— START DATA ENTRIES —

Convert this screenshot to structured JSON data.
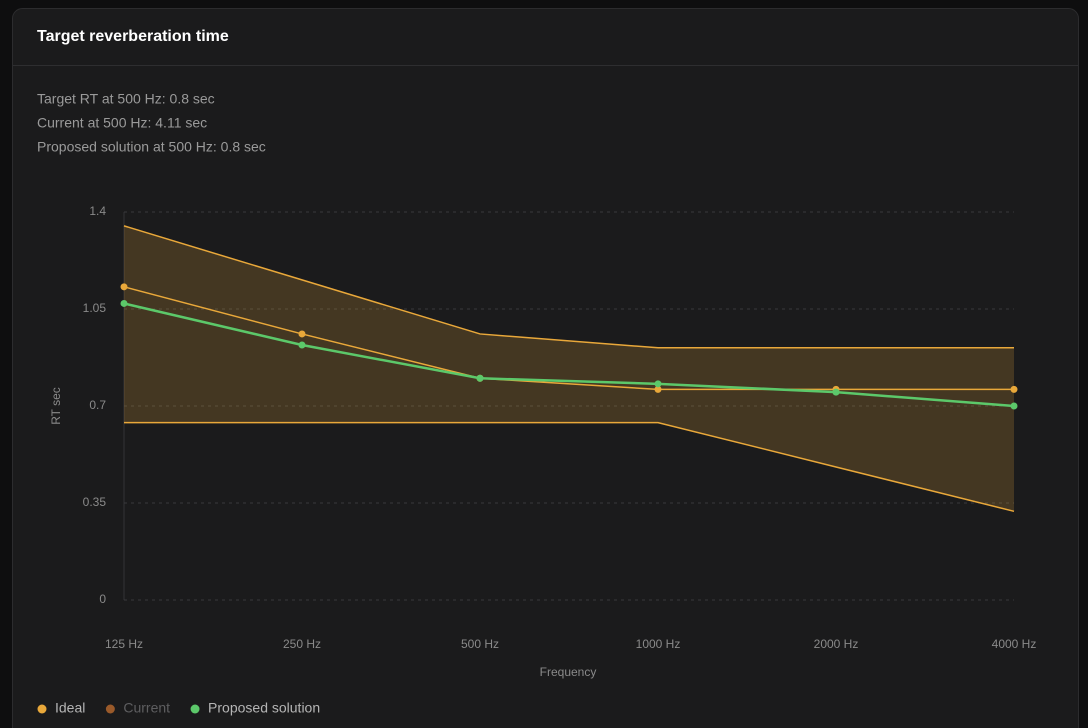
{
  "card_title": "Target reverberation time",
  "info": [
    "Target RT at 500 Hz: 0.8 sec",
    "Current at 500 Hz: 4.11 sec",
    "Proposed solution at 500 Hz: 0.8 sec"
  ],
  "chart_data": {
    "type": "line",
    "x_label": "Frequency",
    "y_label": "RT sec",
    "categories": [
      "125 Hz",
      "250 Hz",
      "500 Hz",
      "1000 Hz",
      "2000 Hz",
      "4000 Hz"
    ],
    "ylim": [
      0,
      1.4
    ],
    "yticks": [
      0,
      0.35,
      0.7,
      1.05,
      1.4
    ],
    "grid": true,
    "band": {
      "color": "#e9a83a",
      "upper": [
        1.35,
        1.155,
        0.96,
        0.91,
        0.91,
        0.91
      ],
      "lower": [
        0.64,
        0.64,
        0.64,
        0.64,
        0.48,
        0.32
      ]
    },
    "series": [
      {
        "name": "Ideal",
        "color": "#e9a83a",
        "values": [
          1.13,
          0.96,
          0.8,
          0.76,
          0.76,
          0.76
        ]
      },
      {
        "name": "Current",
        "color": "#9a5a2a",
        "hidden": true,
        "values": [
          null,
          null,
          null,
          null,
          null,
          null
        ]
      },
      {
        "name": "Proposed solution",
        "color": "#5cc86a",
        "values": [
          1.07,
          0.92,
          0.8,
          0.78,
          0.75,
          0.7
        ]
      }
    ]
  }
}
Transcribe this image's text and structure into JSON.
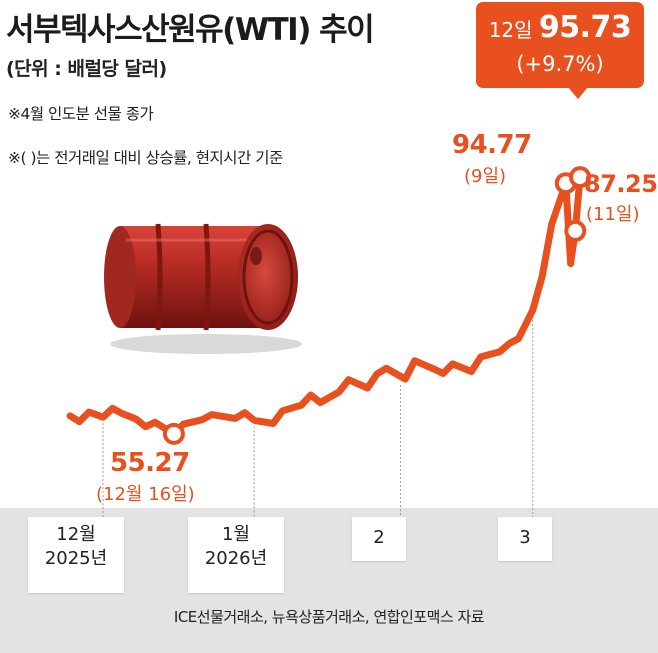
{
  "header": {
    "title": "서부텍사스산원유(WTI) 추이",
    "unit": "(단위 : 배럴당 달러)",
    "note1": "※4월 인도분 선물 종가",
    "note2": "※(    )는 전거래일 대비 상승률, 현지시간 기준"
  },
  "callout": {
    "day": "12일",
    "value": "95.73",
    "change": "(+9.7%)"
  },
  "labels": {
    "low": {
      "value": "55.27",
      "date": "(12월 16일)"
    },
    "p9": {
      "value": "94.77",
      "date": "(9일)"
    },
    "p11": {
      "value": "87.25",
      "date": "(11일)"
    }
  },
  "x_ticks": [
    {
      "line1": "12월",
      "line2": "2025년"
    },
    {
      "line1": "1월",
      "line2": "2026년"
    },
    {
      "line1": "2",
      "line2": ""
    },
    {
      "line1": "3",
      "line2": ""
    }
  ],
  "source": "ICE선물거래소, 뉴욕상품거래소, 연합인포맥스 자료",
  "colors": {
    "accent": "#e8511f",
    "band": "#e3e3e3"
  },
  "image": {
    "barrel": "red-oil-barrel"
  },
  "chart_data": {
    "type": "line",
    "title": "서부텍사스산원유(WTI) 추이",
    "ylabel": "(단위 : 배럴당 달러)",
    "x": [
      "2025-11-24",
      "2025-11-26",
      "2025-11-28",
      "2025-12-01",
      "2025-12-03",
      "2025-12-05",
      "2025-12-08",
      "2025-12-10",
      "2025-12-12",
      "2025-12-16",
      "2025-12-18",
      "2025-12-22",
      "2025-12-24",
      "2025-12-29",
      "2025-12-31",
      "2026-01-02",
      "2026-01-06",
      "2026-01-08",
      "2026-01-12",
      "2026-01-14",
      "2026-01-16",
      "2026-01-20",
      "2026-01-22",
      "2026-01-26",
      "2026-01-28",
      "2026-01-30",
      "2026-02-03",
      "2026-02-05",
      "2026-02-09",
      "2026-02-11",
      "2026-02-13",
      "2026-02-17",
      "2026-02-19",
      "2026-02-23",
      "2026-02-25",
      "2026-02-27",
      "2026-03-02",
      "2026-03-04",
      "2026-03-06",
      "2026-03-09",
      "2026-03-10",
      "2026-03-11",
      "2026-03-12"
    ],
    "values": [
      58.1,
      57.2,
      58.7,
      57.9,
      59.3,
      58.5,
      57.6,
      56.4,
      57.1,
      55.27,
      56.8,
      57.5,
      58.3,
      57.7,
      58.6,
      57.4,
      56.9,
      58.9,
      59.8,
      61.4,
      60.2,
      61.9,
      63.8,
      62.5,
      64.7,
      65.6,
      63.9,
      66.8,
      65.5,
      64.8,
      66.3,
      65.1,
      67.4,
      68.2,
      69.5,
      70.3,
      74.8,
      80.1,
      88.3,
      94.77,
      82.1,
      87.25,
      95.73
    ],
    "ylim": [
      48,
      100
    ]
  }
}
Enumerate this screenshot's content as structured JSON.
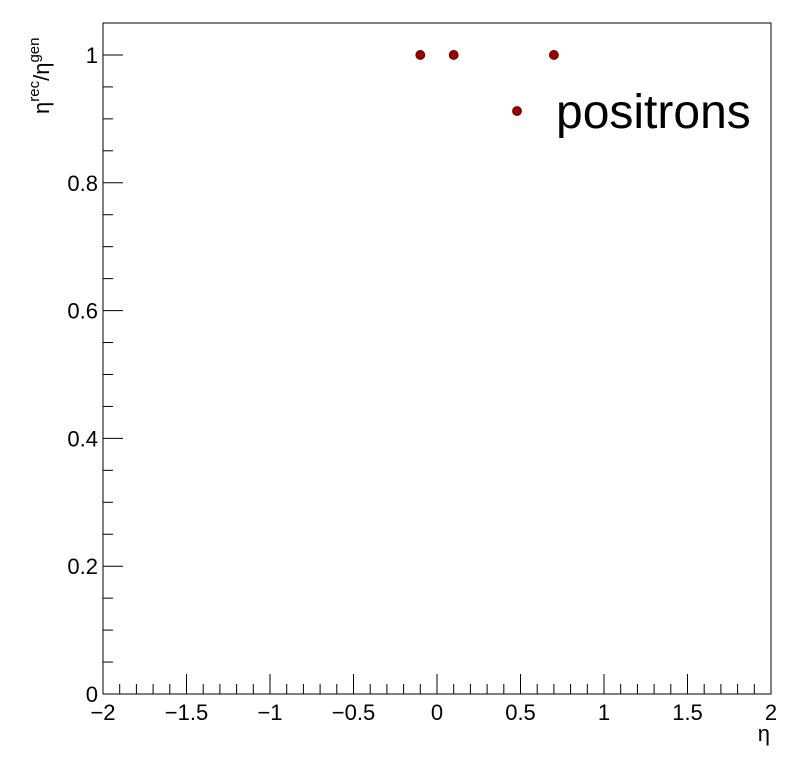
{
  "chart_data": {
    "type": "scatter",
    "xlabel": "η",
    "ylabel": {
      "base1": "η",
      "sup1": "rec",
      "slash": "/",
      "base2": "η",
      "sup2": "gen"
    },
    "xlim": [
      -2,
      2
    ],
    "ylim": [
      0,
      1.05
    ],
    "x_ticks": [
      -2,
      -1.5,
      -1,
      -0.5,
      0,
      0.5,
      1,
      1.5,
      2
    ],
    "x_tick_labels": [
      "−2",
      "−1.5",
      "−1",
      "−0.5",
      "0",
      "0.5",
      "1",
      "1.5",
      "2"
    ],
    "y_ticks": [
      0,
      0.2,
      0.4,
      0.6,
      0.8,
      1
    ],
    "y_tick_labels": [
      "0",
      "0.2",
      "0.4",
      "0.6",
      "0.8",
      "1"
    ],
    "grid": false,
    "legend_position": "top-right",
    "series": [
      {
        "name": "positrons",
        "color": "#990000",
        "x": [
          -0.1,
          0.1,
          0.7
        ],
        "y": [
          1,
          1,
          1
        ]
      }
    ]
  }
}
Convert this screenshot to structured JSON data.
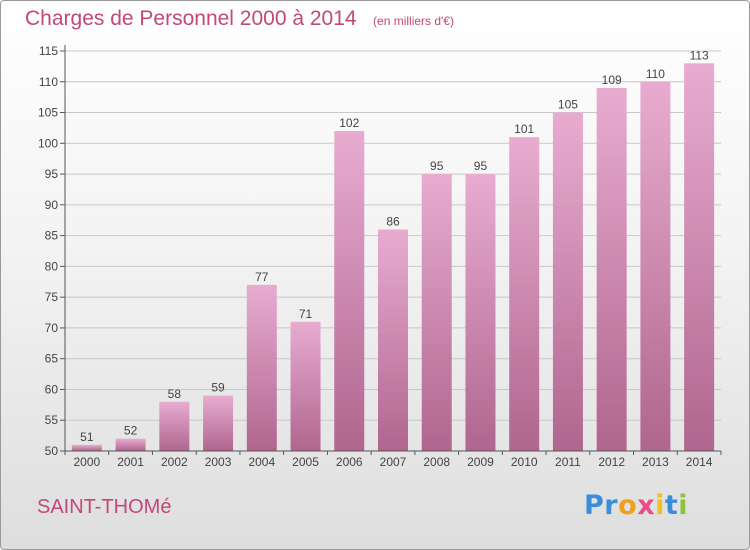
{
  "colors": {
    "accent": "#c2487a",
    "bar_light": "#e8acd0",
    "bar_dark": "#b0668e",
    "grid": "#c8c8c8",
    "axis": "#555555"
  },
  "commune": "SAINT-THOMé",
  "logo": {
    "text": "Proxiti",
    "letters": [
      {
        "ch": "P",
        "color": "#3a8ed8"
      },
      {
        "ch": "r",
        "color": "#3a8ed8"
      },
      {
        "ch": "o",
        "color": "#f0a020"
      },
      {
        "ch": "x",
        "color": "#e84c8c"
      },
      {
        "ch": "i",
        "color": "#f0c020"
      },
      {
        "ch": "t",
        "color": "#3a8ed8"
      },
      {
        "ch": "i",
        "color": "#8cc43c"
      }
    ]
  },
  "chart_data": {
    "type": "bar",
    "title": "Charges de Personnel 2000 à 2014",
    "subtitle": "(en milliers d'€)",
    "xlabel": "",
    "ylabel": "",
    "categories": [
      "2000",
      "2001",
      "2002",
      "2003",
      "2004",
      "2005",
      "2006",
      "2007",
      "2008",
      "2009",
      "2010",
      "2011",
      "2012",
      "2013",
      "2014"
    ],
    "values": [
      51,
      52,
      58,
      59,
      77,
      71,
      102,
      86,
      95,
      95,
      101,
      105,
      109,
      110,
      113
    ],
    "ylim": [
      50,
      115
    ],
    "yticks": [
      50,
      55,
      60,
      65,
      70,
      75,
      80,
      85,
      90,
      95,
      100,
      105,
      110,
      115
    ],
    "grid": true,
    "legend": "none"
  }
}
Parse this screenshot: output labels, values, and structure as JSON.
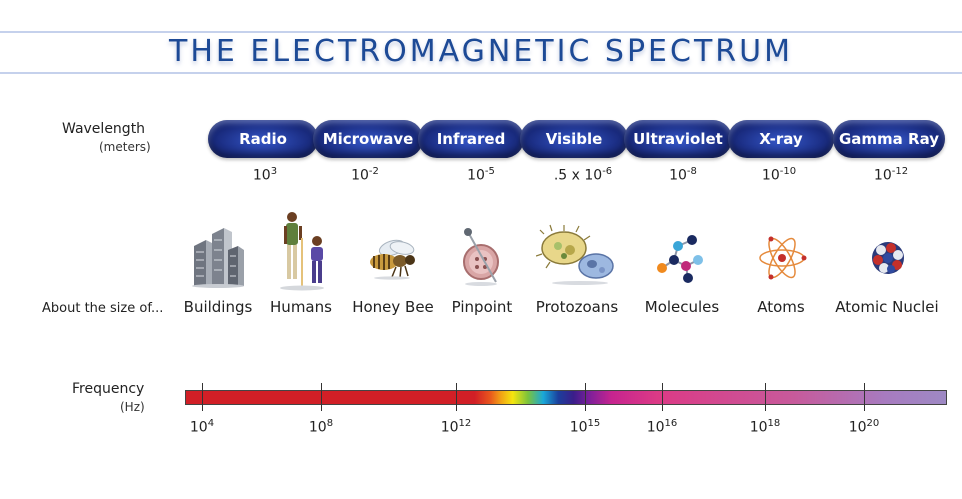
{
  "title": "THE ELECTROMAGNETIC SPECTRUM",
  "wavelength": {
    "label": "Wavelength",
    "unit": "(meters)"
  },
  "bands": [
    "Radio",
    "Microwave",
    "Infrared",
    "Visible",
    "Ultraviolet",
    "X-ray",
    "Gamma Ray"
  ],
  "wavelengths": [
    {
      "base": "10",
      "exp": "3"
    },
    {
      "base": "10",
      "exp": "-2"
    },
    {
      "base": "10",
      "exp": "-5"
    },
    {
      "base": ".5 x 10",
      "exp": "-6"
    },
    {
      "base": "10",
      "exp": "-8"
    },
    {
      "base": "10",
      "exp": "-10"
    },
    {
      "base": "10",
      "exp": "-12"
    }
  ],
  "size_label": "About the size of...",
  "sizes": [
    "Buildings",
    "Humans",
    "Honey Bee",
    "Pinpoint",
    "Protozoans",
    "Molecules",
    "Atoms",
    "Atomic Nuclei"
  ],
  "icons": [
    "buildings-icon",
    "humans-icon",
    "honey-bee-icon",
    "pinpoint-icon",
    "protozoans-icon",
    "molecules-icon",
    "atoms-icon",
    "atomic-nuclei-icon"
  ],
  "frequency": {
    "label": "Frequency",
    "unit": "(Hz)"
  },
  "frequencies": [
    {
      "base": "10",
      "exp": "4"
    },
    {
      "base": "10",
      "exp": "8"
    },
    {
      "base": "10",
      "exp": "12"
    },
    {
      "base": "10",
      "exp": "15"
    },
    {
      "base": "10",
      "exp": "16"
    },
    {
      "base": "10",
      "exp": "18"
    },
    {
      "base": "10",
      "exp": "20"
    }
  ],
  "colors": {
    "title": "#1d4a96",
    "band": "#1c2f86",
    "rule": "#b9c7e6"
  }
}
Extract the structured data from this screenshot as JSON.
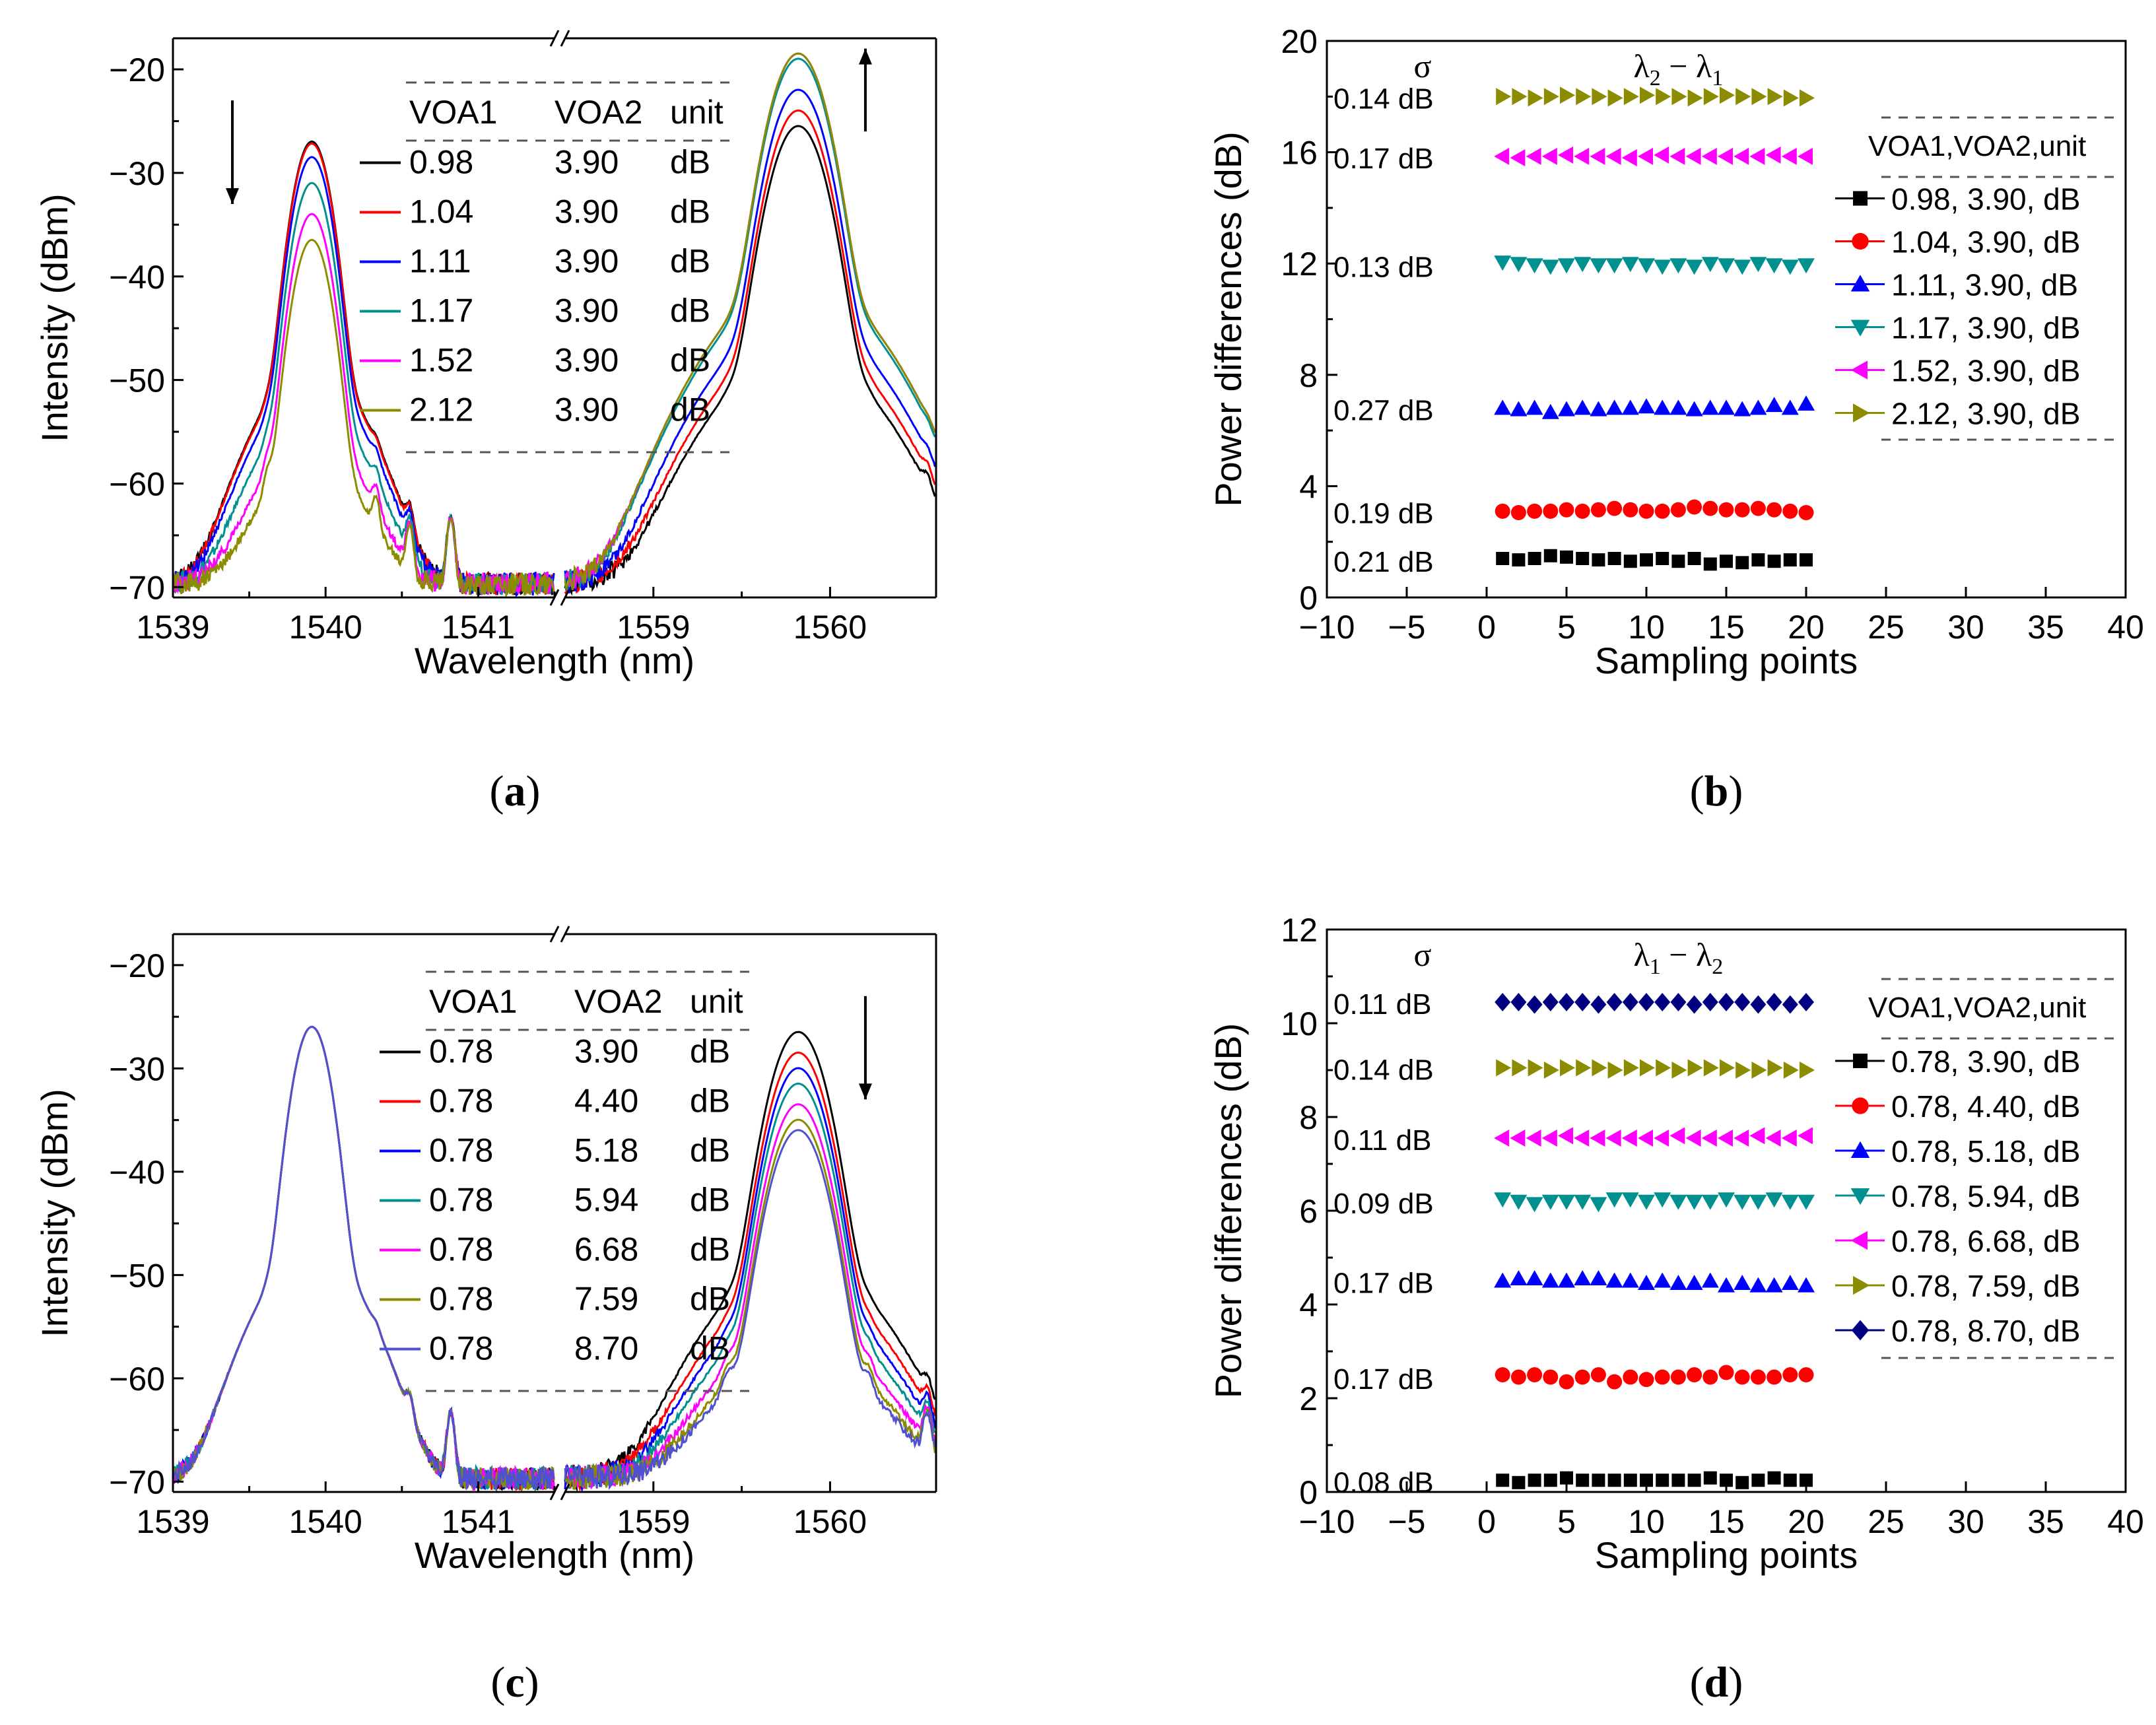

— END DATA ENTRIES —

INSTRUCTIONS FOR THE TASK. Go through the listing above and list every line that has the word "structured".

ANSWER IN FULL.
Convert this screenshot to structured JSON data.
Enumerate this screenshot's content as structured JSON.
Convert this screenshot to structured JSON data.
Extract the structured data from this screenshot as JSON.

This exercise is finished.